# DATASET ROWS start

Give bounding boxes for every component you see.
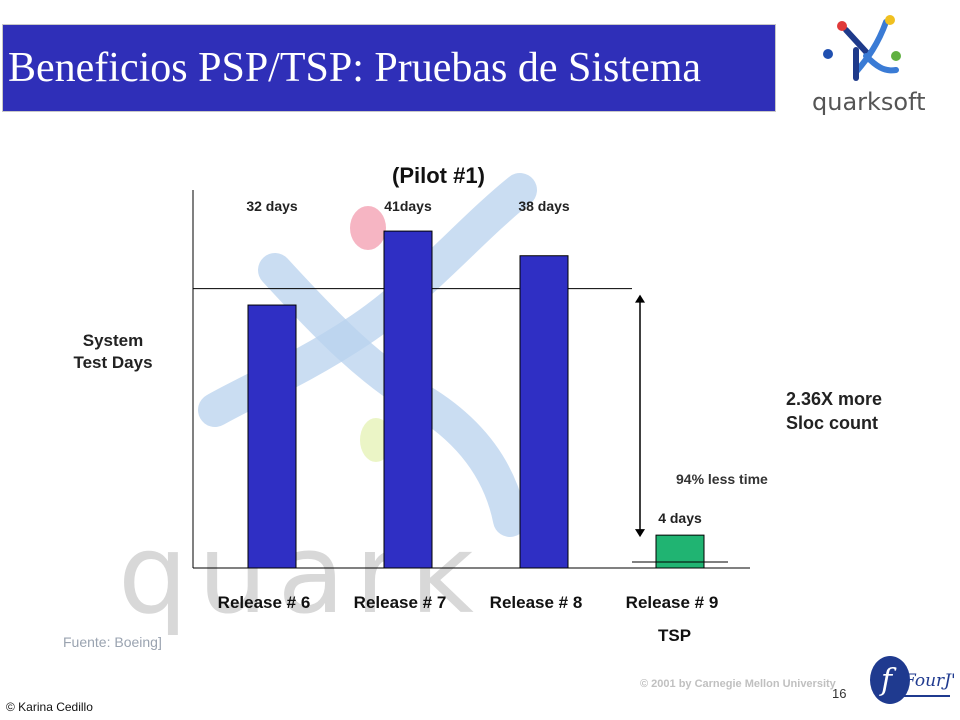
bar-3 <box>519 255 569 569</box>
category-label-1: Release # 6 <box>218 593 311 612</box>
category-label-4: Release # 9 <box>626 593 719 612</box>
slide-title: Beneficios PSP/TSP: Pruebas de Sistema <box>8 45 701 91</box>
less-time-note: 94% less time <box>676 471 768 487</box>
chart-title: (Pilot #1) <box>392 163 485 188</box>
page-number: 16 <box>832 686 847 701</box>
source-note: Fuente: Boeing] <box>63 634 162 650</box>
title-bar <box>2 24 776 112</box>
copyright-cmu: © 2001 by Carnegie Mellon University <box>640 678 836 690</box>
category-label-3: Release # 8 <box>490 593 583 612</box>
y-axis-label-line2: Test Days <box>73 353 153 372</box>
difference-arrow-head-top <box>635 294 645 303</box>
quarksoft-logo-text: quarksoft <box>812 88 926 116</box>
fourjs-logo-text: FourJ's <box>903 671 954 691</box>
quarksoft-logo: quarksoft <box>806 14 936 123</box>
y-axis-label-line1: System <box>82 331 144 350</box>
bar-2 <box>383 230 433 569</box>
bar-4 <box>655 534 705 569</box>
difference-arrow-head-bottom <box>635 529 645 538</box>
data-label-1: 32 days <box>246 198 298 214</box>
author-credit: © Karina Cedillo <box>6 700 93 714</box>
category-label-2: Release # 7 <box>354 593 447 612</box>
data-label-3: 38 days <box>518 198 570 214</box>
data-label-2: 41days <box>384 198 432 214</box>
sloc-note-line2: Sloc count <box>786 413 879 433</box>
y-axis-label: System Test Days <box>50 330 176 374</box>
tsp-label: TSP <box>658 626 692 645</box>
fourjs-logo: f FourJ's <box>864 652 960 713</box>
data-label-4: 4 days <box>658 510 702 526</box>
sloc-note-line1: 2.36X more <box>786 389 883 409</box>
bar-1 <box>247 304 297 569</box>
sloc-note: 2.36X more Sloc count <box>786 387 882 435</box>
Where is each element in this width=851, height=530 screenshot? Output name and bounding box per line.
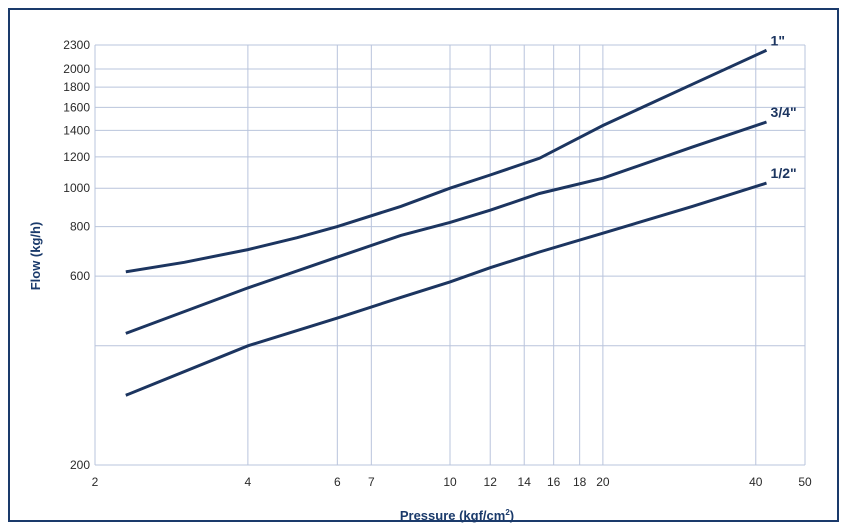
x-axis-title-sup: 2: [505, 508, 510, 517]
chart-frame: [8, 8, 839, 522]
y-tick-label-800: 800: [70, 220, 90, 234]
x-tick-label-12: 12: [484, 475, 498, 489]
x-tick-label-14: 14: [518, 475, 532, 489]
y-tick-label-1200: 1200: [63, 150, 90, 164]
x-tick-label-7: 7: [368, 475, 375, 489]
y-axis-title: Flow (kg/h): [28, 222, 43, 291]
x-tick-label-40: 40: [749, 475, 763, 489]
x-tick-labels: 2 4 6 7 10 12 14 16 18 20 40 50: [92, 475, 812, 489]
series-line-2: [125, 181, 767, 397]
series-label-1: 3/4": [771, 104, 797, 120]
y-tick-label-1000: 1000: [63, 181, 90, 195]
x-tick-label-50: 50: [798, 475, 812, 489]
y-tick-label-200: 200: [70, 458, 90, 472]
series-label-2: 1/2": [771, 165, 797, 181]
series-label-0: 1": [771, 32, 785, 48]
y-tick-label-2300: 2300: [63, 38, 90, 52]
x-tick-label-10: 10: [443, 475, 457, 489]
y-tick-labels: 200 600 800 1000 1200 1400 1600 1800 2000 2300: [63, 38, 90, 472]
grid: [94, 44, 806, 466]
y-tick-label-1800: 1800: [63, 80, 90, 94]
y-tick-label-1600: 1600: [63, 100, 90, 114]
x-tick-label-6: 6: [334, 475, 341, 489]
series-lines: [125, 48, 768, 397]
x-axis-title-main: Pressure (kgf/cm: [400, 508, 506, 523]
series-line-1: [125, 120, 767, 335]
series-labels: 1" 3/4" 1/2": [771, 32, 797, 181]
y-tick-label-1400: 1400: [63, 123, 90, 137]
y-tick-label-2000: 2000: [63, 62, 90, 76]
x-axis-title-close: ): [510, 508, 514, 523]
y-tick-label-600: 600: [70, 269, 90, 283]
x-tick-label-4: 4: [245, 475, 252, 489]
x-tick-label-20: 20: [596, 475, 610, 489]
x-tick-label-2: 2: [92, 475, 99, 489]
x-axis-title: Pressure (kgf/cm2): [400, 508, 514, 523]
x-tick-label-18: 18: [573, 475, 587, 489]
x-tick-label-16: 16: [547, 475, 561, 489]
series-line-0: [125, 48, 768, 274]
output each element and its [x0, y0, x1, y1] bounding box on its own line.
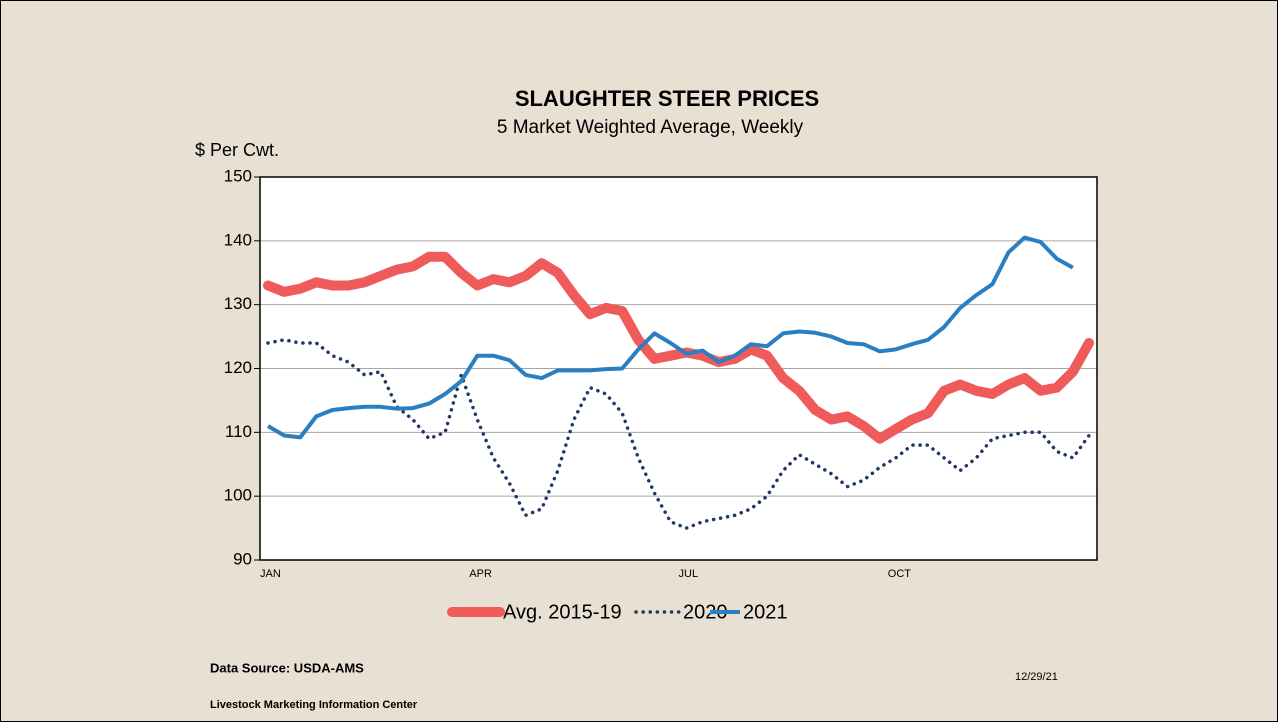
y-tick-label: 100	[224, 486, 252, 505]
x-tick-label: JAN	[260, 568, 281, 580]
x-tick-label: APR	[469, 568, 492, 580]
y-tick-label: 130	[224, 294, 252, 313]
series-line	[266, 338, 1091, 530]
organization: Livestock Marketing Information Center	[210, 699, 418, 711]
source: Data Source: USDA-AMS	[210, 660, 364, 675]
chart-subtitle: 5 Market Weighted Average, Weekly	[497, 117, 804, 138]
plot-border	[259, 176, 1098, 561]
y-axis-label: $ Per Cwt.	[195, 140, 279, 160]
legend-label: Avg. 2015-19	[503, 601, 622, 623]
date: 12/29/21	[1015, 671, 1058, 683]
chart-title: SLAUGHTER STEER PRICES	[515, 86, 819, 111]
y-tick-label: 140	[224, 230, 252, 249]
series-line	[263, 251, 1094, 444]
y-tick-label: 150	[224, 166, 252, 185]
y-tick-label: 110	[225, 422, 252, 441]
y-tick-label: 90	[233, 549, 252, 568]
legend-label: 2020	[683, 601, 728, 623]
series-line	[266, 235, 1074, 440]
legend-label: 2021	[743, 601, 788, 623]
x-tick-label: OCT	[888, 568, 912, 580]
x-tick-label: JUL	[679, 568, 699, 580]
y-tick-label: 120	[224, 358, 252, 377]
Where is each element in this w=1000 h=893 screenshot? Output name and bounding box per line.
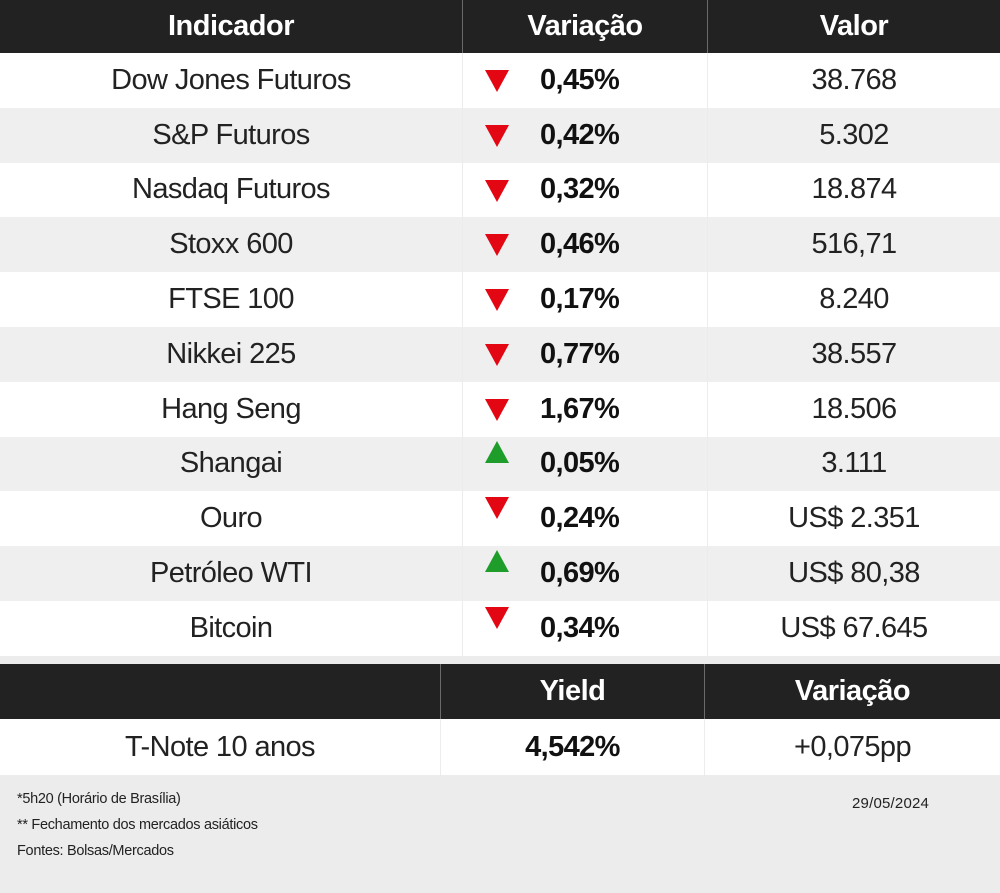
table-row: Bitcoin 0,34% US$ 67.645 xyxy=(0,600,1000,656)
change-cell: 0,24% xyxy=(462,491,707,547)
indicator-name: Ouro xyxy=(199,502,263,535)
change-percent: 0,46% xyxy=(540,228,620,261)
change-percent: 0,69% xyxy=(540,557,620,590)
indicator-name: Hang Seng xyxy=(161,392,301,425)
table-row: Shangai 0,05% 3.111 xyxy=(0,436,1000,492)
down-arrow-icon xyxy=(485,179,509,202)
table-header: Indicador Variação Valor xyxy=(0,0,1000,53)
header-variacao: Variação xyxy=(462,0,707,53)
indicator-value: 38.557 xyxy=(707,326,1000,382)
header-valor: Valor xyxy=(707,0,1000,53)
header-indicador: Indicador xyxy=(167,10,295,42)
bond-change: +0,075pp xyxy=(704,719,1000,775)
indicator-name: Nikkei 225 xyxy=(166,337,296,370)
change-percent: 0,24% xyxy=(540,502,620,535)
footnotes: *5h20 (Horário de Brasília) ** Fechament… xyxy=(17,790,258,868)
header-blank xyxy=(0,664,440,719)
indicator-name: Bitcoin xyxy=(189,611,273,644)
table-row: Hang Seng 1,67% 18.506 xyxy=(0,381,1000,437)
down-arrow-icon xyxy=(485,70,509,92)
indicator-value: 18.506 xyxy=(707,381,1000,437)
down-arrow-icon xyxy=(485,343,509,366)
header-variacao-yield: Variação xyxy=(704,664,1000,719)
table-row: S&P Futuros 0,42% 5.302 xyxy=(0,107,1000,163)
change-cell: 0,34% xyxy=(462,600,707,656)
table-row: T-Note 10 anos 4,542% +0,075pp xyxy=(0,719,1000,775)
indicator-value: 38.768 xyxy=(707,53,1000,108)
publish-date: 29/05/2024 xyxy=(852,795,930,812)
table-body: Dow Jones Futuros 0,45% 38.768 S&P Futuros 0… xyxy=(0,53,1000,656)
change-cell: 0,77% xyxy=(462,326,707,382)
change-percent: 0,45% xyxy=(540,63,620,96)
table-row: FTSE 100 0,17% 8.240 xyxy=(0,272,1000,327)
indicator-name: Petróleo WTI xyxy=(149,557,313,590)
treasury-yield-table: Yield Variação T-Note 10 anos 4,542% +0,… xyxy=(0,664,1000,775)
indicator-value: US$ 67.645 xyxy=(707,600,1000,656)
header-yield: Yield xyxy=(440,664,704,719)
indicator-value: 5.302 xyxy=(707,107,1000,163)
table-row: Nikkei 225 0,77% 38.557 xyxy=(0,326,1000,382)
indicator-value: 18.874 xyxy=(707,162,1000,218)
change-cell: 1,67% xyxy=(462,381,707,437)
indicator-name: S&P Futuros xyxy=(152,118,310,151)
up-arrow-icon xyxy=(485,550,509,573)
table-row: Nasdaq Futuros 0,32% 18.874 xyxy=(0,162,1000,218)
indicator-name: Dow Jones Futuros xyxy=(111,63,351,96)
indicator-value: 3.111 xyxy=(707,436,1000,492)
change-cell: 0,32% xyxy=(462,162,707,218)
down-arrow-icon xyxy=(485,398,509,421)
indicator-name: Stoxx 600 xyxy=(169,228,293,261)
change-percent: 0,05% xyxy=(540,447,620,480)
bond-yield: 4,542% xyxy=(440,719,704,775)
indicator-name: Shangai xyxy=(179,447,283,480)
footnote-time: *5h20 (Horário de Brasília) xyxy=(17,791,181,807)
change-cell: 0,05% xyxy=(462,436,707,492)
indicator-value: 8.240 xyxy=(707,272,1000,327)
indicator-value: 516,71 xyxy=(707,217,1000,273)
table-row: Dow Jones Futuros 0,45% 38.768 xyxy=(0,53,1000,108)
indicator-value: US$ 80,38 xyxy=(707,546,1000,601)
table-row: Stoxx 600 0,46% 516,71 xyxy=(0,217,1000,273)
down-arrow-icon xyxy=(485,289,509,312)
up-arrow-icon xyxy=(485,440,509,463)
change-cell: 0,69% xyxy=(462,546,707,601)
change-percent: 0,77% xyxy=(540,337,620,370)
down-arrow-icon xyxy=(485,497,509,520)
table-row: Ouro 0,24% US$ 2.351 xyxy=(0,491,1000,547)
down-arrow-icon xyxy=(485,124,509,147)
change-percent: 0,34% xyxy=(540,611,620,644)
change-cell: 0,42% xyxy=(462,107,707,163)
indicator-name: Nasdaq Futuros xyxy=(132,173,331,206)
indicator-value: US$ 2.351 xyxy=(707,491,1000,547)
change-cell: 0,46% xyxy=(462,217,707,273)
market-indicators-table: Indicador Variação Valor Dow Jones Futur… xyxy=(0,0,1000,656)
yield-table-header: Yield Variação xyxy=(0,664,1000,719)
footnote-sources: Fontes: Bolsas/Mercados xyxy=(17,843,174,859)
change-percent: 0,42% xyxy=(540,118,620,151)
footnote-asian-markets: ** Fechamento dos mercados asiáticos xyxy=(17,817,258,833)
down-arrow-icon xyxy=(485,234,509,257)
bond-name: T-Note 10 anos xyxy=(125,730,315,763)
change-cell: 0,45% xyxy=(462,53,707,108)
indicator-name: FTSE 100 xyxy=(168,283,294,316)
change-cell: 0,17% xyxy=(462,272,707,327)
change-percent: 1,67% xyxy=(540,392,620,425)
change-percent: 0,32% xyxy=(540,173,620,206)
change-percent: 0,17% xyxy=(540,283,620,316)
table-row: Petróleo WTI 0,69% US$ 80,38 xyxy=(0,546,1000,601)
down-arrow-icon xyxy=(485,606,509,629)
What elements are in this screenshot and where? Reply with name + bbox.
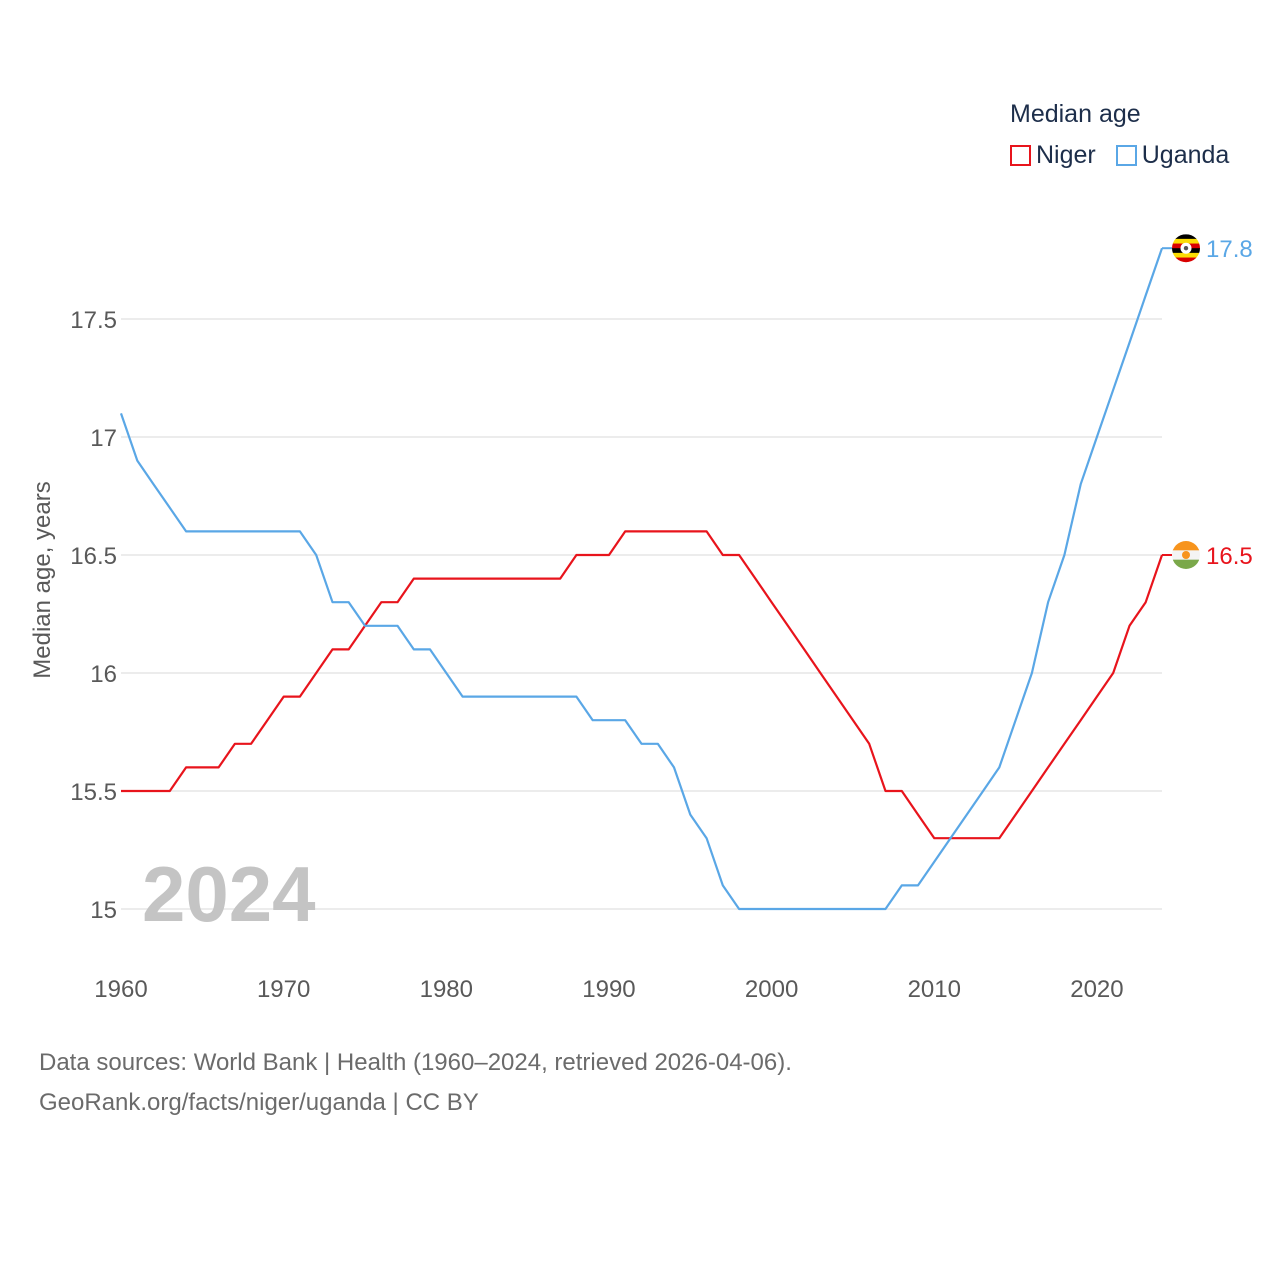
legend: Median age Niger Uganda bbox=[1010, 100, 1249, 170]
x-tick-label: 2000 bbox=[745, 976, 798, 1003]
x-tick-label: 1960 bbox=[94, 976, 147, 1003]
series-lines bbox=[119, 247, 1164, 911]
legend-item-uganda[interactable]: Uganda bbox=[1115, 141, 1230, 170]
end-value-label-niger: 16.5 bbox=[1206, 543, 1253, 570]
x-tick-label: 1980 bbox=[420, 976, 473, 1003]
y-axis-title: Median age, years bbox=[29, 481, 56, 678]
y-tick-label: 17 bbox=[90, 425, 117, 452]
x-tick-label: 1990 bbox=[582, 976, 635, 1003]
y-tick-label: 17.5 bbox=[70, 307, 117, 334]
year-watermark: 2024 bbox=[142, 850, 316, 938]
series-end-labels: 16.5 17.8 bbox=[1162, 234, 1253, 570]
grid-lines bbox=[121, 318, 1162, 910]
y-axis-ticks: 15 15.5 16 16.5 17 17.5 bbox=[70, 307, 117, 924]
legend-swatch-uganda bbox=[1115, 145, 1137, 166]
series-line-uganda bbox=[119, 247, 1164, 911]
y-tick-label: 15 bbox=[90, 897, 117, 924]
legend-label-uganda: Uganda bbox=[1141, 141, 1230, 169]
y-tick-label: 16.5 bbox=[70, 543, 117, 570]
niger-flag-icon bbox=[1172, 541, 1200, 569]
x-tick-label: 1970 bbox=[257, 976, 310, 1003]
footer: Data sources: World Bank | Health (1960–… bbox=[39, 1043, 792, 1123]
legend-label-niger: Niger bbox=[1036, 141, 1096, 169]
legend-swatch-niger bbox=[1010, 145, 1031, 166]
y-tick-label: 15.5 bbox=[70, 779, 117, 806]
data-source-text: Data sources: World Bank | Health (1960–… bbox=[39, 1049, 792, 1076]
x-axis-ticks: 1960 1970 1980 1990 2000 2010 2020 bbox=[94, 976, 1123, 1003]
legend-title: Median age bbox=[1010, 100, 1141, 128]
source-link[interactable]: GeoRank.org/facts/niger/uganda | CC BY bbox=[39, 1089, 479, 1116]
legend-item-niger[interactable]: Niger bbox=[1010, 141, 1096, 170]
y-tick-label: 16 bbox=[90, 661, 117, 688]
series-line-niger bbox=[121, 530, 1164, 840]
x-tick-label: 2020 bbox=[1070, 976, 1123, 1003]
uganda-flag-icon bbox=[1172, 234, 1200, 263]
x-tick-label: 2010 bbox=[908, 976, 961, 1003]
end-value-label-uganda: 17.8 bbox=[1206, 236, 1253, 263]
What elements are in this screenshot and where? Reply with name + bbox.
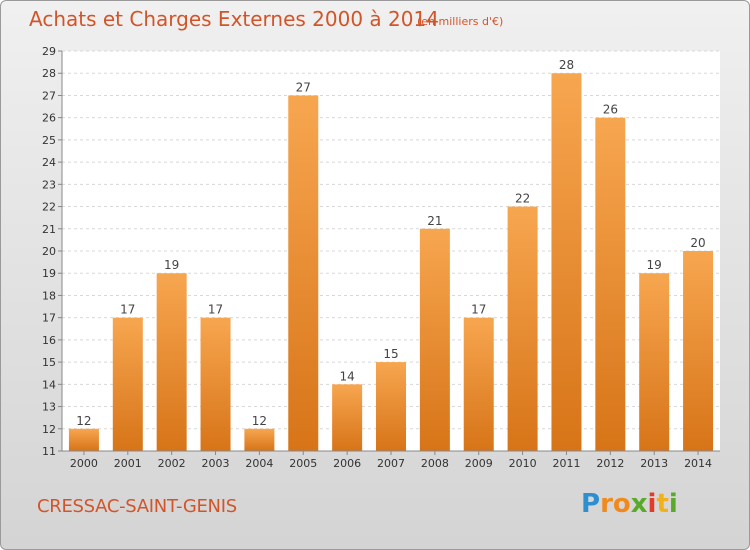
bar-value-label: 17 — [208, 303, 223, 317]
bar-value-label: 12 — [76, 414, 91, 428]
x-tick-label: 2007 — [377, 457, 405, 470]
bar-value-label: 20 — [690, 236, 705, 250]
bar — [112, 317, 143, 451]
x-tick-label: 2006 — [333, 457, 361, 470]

# DATASET ROWS end

AIM: Make a Markdown table with the columns "No." and "Text" from everything above, starting at the line that contains "table-row: Bitcoin 0,34%" and ending at the line that contains "indicator-value: 18.506 xyxy=(707,381,1000,437)". Include both of those lines, number each line in order, and skip any blank lines.

WRITTEN REPLY:
| No. | Text |
|---|---|
| 1 | table-row: Bitcoin 0,34% US$ 67.645 xyxy=(0,600,1000,656) |
| 2 | change-cell: 0,24% xyxy=(462,491,707,547) |
| 3 | indicator-name: Ouro xyxy=(199,502,263,535) |
| 4 | change-percent: 0,46% xyxy=(540,228,620,261) |
| 5 | change-percent: 0,69% xyxy=(540,557,620,590) |
| 6 | indicator-name: Hang Seng xyxy=(161,392,301,425) |
| 7 | table-row: Shangai 0,05% 3.111 xyxy=(0,436,1000,492) |
| 8 | down-arrow-icon xyxy=(485,179,509,202) |
| 9 | table-header: Indicador Variação Valor xyxy=(0,0,1000,53) |
| 10 | header-variacao: Variação xyxy=(462,0,707,53) |
| 11 | indicator-value: 38.557 xyxy=(707,326,1000,382) |
| 12 | header-valor: Valor xyxy=(707,0,1000,53) |
| 13 | header-indicador: Indicador xyxy=(167,10,295,42) |
| 14 | bond-change: +0,075pp xyxy=(704,719,1000,775) |
| 15 | indicator-name: Nikkei 225 xyxy=(166,337,296,370) |
| 16 | change-percent: 0,24% xyxy=(540,502,620,535) |
| 17 | footnotes: *5h20 (Horário de Brasília) ** Fechament… xyxy=(17,790,258,868) |
| 18 | header-blank xyxy=(0,664,440,719) |
| 19 | indicator-name: Bitcoin xyxy=(189,611,273,644) |
| 20 | table-row: Hang Seng 1,67% 18.506 xyxy=(0,381,1000,437) |
| 21 | down-arrow-icon xyxy=(485,70,509,92) |
| 22 | indicator-value: 18.506 xyxy=(707,381,1000,437) |